(RECORD EXTRACTS)
[start]

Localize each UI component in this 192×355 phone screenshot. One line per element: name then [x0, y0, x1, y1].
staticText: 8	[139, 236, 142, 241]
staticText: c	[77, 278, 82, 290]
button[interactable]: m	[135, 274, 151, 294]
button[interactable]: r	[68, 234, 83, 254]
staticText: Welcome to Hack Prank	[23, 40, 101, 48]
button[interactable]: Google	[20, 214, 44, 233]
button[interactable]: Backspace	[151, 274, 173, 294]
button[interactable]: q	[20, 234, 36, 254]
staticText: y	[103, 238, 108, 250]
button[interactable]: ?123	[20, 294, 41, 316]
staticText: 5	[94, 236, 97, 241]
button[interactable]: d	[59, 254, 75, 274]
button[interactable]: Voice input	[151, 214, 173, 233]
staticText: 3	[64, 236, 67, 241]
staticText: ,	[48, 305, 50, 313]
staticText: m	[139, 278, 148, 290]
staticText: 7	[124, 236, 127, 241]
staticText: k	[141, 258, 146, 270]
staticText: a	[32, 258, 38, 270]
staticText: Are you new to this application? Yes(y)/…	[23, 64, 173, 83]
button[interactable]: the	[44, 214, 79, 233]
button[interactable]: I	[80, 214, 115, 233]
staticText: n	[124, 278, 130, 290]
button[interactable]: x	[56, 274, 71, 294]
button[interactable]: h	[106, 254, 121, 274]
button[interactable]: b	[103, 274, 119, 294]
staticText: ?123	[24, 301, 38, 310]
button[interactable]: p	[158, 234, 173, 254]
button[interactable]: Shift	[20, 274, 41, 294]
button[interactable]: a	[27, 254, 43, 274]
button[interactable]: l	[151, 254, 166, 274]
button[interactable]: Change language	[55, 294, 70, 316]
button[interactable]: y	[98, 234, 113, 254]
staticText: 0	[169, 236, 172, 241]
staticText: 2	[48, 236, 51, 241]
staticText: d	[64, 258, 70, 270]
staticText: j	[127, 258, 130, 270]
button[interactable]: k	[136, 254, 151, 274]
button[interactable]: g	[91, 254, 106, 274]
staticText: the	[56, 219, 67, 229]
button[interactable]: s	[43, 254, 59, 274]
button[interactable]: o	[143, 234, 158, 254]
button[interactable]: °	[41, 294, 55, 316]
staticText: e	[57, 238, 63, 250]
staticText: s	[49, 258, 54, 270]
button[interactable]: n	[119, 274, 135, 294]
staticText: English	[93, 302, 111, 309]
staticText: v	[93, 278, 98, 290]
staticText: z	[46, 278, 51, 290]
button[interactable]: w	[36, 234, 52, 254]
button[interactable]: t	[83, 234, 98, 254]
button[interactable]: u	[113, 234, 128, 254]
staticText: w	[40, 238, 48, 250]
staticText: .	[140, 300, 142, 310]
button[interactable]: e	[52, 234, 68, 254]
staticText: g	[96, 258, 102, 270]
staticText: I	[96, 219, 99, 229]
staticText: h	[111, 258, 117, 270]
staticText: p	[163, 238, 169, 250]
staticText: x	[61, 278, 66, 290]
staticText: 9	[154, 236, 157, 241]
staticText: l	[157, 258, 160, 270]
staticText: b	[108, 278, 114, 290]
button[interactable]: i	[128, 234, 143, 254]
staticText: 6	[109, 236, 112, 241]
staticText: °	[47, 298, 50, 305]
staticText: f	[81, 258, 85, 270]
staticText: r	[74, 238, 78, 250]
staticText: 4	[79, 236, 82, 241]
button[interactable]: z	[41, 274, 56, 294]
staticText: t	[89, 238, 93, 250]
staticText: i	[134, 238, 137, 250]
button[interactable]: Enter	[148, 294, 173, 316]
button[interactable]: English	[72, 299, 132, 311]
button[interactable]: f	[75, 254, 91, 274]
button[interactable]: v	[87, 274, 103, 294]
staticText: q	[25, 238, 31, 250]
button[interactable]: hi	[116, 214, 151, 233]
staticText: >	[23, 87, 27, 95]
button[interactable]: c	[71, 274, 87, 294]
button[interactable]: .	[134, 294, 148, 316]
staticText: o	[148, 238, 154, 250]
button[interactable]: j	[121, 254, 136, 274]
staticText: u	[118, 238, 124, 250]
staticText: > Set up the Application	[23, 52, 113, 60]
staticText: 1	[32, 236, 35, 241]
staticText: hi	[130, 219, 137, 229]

[end]

(PROMPT) Format each line of the listing above as an item in a numbered list, omitting any blank lines.

(FINAL RESULT)
1. Localize each UI component in this 192×355 phone screenshot. One line per element: name then [x0, y0, x1, y1].
2. staticText: 8	[139, 236, 142, 241]
3. staticText: c	[77, 278, 82, 290]
4. button[interactable]: m	[135, 274, 151, 294]
5. button[interactable]: r	[68, 234, 83, 254]
6. staticText: Welcome to Hack Prank	[23, 40, 101, 48]
7. button[interactable]: Google	[20, 214, 44, 233]
8. button[interactable]: Backspace	[151, 274, 173, 294]
9. button[interactable]: q	[20, 234, 36, 254]
10. staticText: y	[103, 238, 108, 250]
11. button[interactable]: ?123	[20, 294, 41, 316]
12. staticText: 5	[94, 236, 97, 241]
13. button[interactable]: d	[59, 254, 75, 274]
14. button[interactable]: Voice input	[151, 214, 173, 233]
15. staticText: 3	[64, 236, 67, 241]
16. staticText: ,	[48, 305, 50, 313]
17. staticText: m	[139, 278, 148, 290]
18. staticText: 7	[124, 236, 127, 241]
19. staticText: k	[141, 258, 146, 270]
20. staticText: a	[32, 258, 38, 270]
21. staticText: Are you new to this application? Yes(y)/…	[23, 64, 173, 83]
22. button[interactable]: the	[44, 214, 79, 233]
23. button[interactable]: I	[80, 214, 115, 233]
24. staticText: n	[124, 278, 130, 290]
25. button[interactable]: x	[56, 274, 71, 294]
26. button[interactable]: h	[106, 254, 121, 274]
27. button[interactable]: b	[103, 274, 119, 294]
28. staticText: ?123	[24, 301, 38, 310]
29. button[interactable]: p	[158, 234, 173, 254]
30. button[interactable]: Shift	[20, 274, 41, 294]
31. button[interactable]: a	[27, 254, 43, 274]
32. button[interactable]: l	[151, 254, 166, 274]
33. button[interactable]: Change language	[55, 294, 70, 316]
34. button[interactable]: y	[98, 234, 113, 254]
35. staticText: 0	[169, 236, 172, 241]
36. staticText: 2	[48, 236, 51, 241]
37. staticText: d	[64, 258, 70, 270]
38. staticText: j	[127, 258, 130, 270]
39. button[interactable]: k	[136, 254, 151, 274]
40. button[interactable]: g	[91, 254, 106, 274]
41. staticText: the	[56, 219, 67, 229]
42. button[interactable]: s	[43, 254, 59, 274]
43. button[interactable]: o	[143, 234, 158, 254]
44. button[interactable]: °	[41, 294, 55, 316]
45. staticText: e	[57, 238, 63, 250]
46. staticText: s	[49, 258, 54, 270]
47. button[interactable]: n	[119, 274, 135, 294]
48. staticText: English	[93, 302, 111, 309]
49. staticText: v	[93, 278, 98, 290]
50. staticText: z	[46, 278, 51, 290]
51. button[interactable]: w	[36, 234, 52, 254]
52. button[interactable]: t	[83, 234, 98, 254]
53. button[interactable]: u	[113, 234, 128, 254]
54. staticText: w	[40, 238, 48, 250]
55. staticText: .	[140, 300, 142, 310]
56. button[interactable]: e	[52, 234, 68, 254]
57. staticText: g	[96, 258, 102, 270]
58. staticText: I	[96, 219, 99, 229]
59. staticText: h	[111, 258, 117, 270]
60. staticText: p	[163, 238, 169, 250]
61. staticText: x	[61, 278, 66, 290]
62. staticText: 9	[154, 236, 157, 241]
63. staticText: l	[157, 258, 160, 270]
64. staticText: b	[108, 278, 114, 290]
65. button[interactable]: i	[128, 234, 143, 254]
66. staticText: 6	[109, 236, 112, 241]
67. staticText: °	[47, 298, 50, 305]
68. staticText: f	[81, 258, 85, 270]
69. staticText: r	[74, 238, 78, 250]
70. staticText: 4	[79, 236, 82, 241]
71. button[interactable]: z	[41, 274, 56, 294]
72. staticText: t	[89, 238, 93, 250]
73. staticText: i	[134, 238, 137, 250]
74. button[interactable]: Enter	[148, 294, 173, 316]
75. button[interactable]: English	[72, 299, 132, 311]
76. button[interactable]: f	[75, 254, 91, 274]
77. button[interactable]: v	[87, 274, 103, 294]
78. staticText: q	[25, 238, 31, 250]
79. button[interactable]: hi	[116, 214, 151, 233]
80. staticText: >	[23, 87, 27, 95]
81. button[interactable]: c	[71, 274, 87, 294]
82. button[interactable]: .	[134, 294, 148, 316]
83. staticText: o	[148, 238, 154, 250]
84. button[interactable]: j	[121, 254, 136, 274]
85. staticText: u	[118, 238, 124, 250]
86. staticText: > Set up the Application	[23, 52, 113, 60]
87. staticText: 1	[32, 236, 35, 241]
88. staticText: hi	[130, 219, 137, 229]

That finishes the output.